## EXERCISE INSTRUCTIONS
Return the number of lines in which the word "players" appears; add nothing else.

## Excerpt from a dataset
+-------+

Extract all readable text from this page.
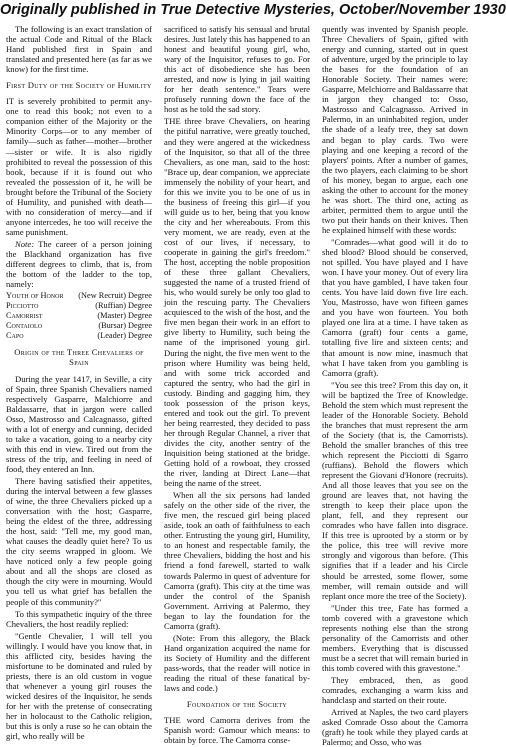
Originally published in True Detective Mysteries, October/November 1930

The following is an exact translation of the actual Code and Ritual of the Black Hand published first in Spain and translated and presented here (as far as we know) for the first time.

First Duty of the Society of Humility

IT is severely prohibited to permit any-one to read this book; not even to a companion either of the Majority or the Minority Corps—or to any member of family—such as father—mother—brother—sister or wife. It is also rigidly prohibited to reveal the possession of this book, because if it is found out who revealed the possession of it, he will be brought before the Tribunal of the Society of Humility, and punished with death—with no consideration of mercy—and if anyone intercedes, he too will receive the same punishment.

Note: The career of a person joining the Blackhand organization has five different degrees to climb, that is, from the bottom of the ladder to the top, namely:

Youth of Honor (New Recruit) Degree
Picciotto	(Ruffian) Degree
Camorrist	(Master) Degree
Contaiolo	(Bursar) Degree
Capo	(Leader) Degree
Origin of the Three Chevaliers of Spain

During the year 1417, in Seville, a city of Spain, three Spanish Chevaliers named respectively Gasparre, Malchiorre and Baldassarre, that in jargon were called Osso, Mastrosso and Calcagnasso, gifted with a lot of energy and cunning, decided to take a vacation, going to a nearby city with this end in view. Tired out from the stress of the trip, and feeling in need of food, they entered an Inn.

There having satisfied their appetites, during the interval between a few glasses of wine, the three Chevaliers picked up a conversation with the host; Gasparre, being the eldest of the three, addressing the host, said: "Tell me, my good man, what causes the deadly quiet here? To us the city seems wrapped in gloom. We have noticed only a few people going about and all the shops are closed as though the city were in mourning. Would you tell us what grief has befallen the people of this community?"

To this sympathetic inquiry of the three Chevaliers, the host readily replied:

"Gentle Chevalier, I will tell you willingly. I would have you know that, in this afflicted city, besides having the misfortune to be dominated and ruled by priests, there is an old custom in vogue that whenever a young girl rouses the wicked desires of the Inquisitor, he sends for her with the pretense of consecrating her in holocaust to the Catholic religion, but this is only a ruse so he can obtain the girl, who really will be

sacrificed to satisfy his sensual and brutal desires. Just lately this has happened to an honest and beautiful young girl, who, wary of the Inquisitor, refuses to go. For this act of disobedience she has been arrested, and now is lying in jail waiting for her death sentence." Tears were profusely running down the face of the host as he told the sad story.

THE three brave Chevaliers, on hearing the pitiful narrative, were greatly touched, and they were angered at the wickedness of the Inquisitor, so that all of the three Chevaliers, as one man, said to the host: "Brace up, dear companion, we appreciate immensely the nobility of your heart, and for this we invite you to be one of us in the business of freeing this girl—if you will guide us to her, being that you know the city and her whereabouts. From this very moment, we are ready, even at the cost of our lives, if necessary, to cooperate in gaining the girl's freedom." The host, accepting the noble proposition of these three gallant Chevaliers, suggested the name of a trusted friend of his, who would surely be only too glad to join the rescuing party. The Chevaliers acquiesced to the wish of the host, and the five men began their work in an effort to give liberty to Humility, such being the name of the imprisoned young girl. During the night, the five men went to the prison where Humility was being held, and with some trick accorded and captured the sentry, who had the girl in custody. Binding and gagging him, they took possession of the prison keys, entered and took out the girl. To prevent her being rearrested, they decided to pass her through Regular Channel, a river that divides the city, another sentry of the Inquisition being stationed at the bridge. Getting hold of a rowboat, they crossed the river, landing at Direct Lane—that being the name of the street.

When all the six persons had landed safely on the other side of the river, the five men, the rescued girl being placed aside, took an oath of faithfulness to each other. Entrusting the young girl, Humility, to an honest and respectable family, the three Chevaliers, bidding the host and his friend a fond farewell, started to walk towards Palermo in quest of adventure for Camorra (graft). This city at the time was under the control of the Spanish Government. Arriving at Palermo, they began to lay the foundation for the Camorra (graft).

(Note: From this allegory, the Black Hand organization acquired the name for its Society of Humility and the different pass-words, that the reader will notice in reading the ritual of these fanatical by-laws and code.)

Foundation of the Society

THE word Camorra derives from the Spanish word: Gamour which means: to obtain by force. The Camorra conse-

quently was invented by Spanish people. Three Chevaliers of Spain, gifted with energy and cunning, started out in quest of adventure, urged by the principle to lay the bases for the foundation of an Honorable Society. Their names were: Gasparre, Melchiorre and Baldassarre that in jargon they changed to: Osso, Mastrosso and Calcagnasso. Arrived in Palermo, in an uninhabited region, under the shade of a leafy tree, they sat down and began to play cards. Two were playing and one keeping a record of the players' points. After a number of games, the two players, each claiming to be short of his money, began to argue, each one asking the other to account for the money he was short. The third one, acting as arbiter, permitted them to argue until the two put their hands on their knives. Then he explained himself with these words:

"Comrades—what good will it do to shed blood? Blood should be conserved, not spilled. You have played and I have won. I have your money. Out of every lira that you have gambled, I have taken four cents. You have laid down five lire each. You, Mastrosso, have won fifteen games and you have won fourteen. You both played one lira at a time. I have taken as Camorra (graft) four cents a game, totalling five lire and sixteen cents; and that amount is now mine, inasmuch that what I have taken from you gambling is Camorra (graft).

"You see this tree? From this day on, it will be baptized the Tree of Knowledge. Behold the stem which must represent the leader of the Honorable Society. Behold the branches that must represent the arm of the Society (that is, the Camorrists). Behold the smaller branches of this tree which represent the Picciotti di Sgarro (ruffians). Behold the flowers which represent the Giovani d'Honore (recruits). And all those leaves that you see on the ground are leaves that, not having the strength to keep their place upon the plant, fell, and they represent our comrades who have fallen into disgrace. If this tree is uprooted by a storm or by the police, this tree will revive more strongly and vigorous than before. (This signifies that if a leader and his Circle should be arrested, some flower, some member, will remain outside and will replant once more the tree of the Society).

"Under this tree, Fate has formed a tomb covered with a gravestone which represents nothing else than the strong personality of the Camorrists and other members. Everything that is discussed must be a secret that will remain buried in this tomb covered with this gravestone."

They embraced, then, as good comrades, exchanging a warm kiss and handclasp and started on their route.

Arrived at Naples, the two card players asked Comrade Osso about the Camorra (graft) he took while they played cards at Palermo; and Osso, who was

+-------+

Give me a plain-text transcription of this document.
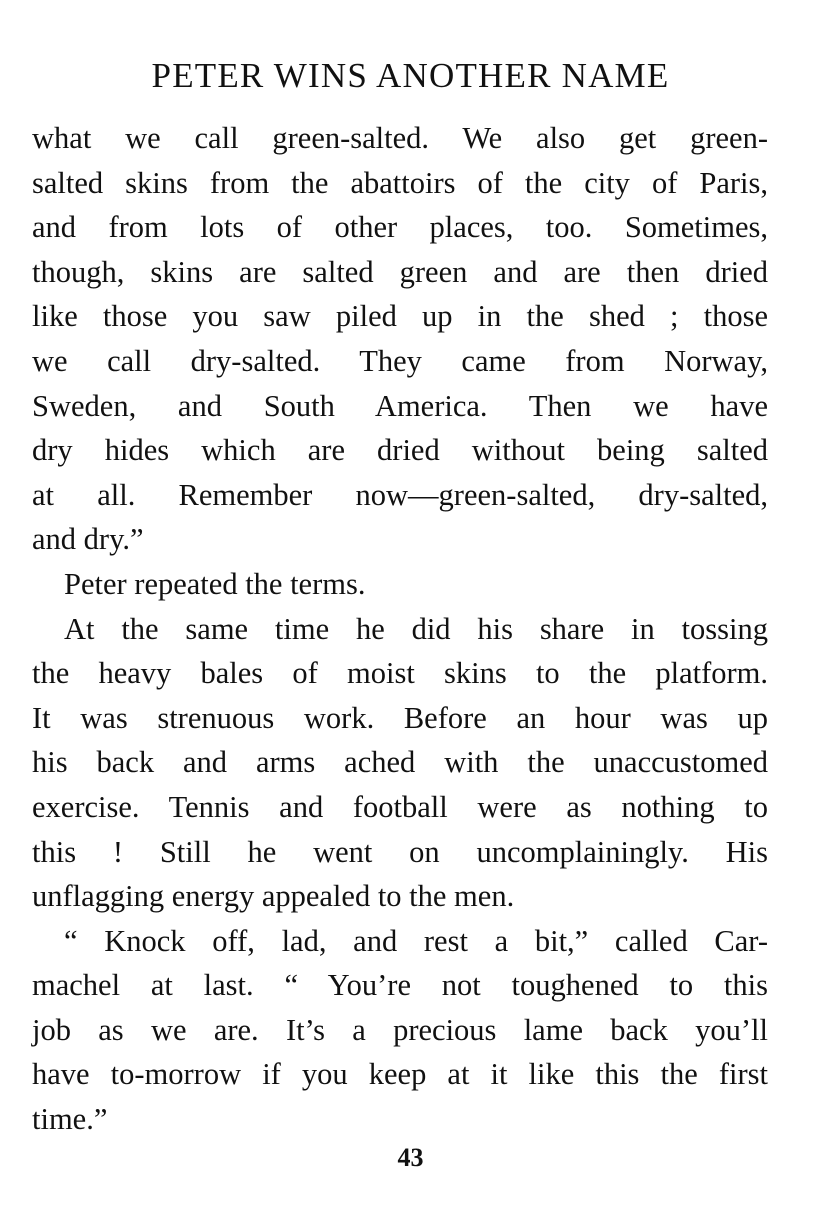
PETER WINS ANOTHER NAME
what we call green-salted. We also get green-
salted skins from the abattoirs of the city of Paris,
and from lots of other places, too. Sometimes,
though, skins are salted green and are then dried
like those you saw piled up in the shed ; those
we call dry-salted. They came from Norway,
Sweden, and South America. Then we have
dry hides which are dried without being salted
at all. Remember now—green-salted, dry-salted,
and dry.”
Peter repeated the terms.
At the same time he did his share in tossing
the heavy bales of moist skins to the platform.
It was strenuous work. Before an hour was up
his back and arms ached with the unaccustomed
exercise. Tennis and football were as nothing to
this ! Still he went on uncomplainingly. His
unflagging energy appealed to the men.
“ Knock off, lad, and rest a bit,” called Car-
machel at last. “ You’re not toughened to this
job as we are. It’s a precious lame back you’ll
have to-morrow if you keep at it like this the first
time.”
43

+-------+

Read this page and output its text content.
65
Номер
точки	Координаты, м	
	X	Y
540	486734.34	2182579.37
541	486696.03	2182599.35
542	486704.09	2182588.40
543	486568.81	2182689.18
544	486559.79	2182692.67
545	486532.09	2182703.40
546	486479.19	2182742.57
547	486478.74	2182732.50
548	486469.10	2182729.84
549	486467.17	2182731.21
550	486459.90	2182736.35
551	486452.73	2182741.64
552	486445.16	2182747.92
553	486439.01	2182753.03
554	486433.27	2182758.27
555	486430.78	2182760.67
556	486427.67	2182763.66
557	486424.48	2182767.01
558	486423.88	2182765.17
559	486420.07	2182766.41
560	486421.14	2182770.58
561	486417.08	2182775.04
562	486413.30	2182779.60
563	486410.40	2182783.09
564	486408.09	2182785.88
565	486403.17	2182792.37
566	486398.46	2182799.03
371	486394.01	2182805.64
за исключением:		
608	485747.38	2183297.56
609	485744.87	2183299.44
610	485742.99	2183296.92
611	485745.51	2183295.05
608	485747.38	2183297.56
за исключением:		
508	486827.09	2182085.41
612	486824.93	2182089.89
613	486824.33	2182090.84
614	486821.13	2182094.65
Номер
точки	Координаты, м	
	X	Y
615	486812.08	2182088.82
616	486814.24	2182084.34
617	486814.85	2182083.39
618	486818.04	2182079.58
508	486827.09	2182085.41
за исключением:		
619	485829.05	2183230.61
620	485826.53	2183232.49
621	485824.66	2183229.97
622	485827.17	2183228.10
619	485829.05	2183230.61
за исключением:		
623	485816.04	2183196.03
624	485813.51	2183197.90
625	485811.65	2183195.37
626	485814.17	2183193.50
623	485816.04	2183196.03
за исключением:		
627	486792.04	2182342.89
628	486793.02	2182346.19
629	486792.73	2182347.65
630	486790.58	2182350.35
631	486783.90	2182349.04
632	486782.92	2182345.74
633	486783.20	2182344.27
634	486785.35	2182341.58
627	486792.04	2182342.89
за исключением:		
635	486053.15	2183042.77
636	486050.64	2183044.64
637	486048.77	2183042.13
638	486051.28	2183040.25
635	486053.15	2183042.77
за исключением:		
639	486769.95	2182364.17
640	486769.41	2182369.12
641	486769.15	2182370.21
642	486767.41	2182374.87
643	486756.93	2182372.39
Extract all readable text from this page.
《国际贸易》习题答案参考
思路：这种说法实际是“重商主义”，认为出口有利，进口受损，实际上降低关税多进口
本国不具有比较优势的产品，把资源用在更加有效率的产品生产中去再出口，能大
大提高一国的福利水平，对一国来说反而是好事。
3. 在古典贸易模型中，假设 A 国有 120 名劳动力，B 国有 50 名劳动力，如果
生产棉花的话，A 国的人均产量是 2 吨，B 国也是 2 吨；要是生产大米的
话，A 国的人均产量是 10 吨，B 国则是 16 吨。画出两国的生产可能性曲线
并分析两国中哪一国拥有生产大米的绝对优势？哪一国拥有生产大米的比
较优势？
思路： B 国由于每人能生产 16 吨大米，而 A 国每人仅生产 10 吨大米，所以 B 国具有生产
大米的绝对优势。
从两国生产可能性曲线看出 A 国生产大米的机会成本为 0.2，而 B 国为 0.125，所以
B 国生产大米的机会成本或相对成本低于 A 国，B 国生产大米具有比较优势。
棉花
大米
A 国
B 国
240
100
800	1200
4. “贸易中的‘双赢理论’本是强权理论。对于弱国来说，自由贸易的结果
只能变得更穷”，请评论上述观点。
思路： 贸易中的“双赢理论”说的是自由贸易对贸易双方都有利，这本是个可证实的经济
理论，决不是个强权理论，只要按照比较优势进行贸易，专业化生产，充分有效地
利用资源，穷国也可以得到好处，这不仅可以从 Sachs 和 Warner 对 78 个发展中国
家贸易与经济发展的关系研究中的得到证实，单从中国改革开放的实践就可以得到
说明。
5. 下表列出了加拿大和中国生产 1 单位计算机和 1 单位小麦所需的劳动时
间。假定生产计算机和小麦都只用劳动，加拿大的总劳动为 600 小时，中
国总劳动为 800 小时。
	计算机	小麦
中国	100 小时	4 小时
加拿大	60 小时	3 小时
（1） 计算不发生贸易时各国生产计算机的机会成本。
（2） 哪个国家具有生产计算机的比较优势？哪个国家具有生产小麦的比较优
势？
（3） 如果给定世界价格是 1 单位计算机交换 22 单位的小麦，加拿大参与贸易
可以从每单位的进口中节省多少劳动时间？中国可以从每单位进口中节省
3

+-------+

## RESULT FOR THIS TASK
2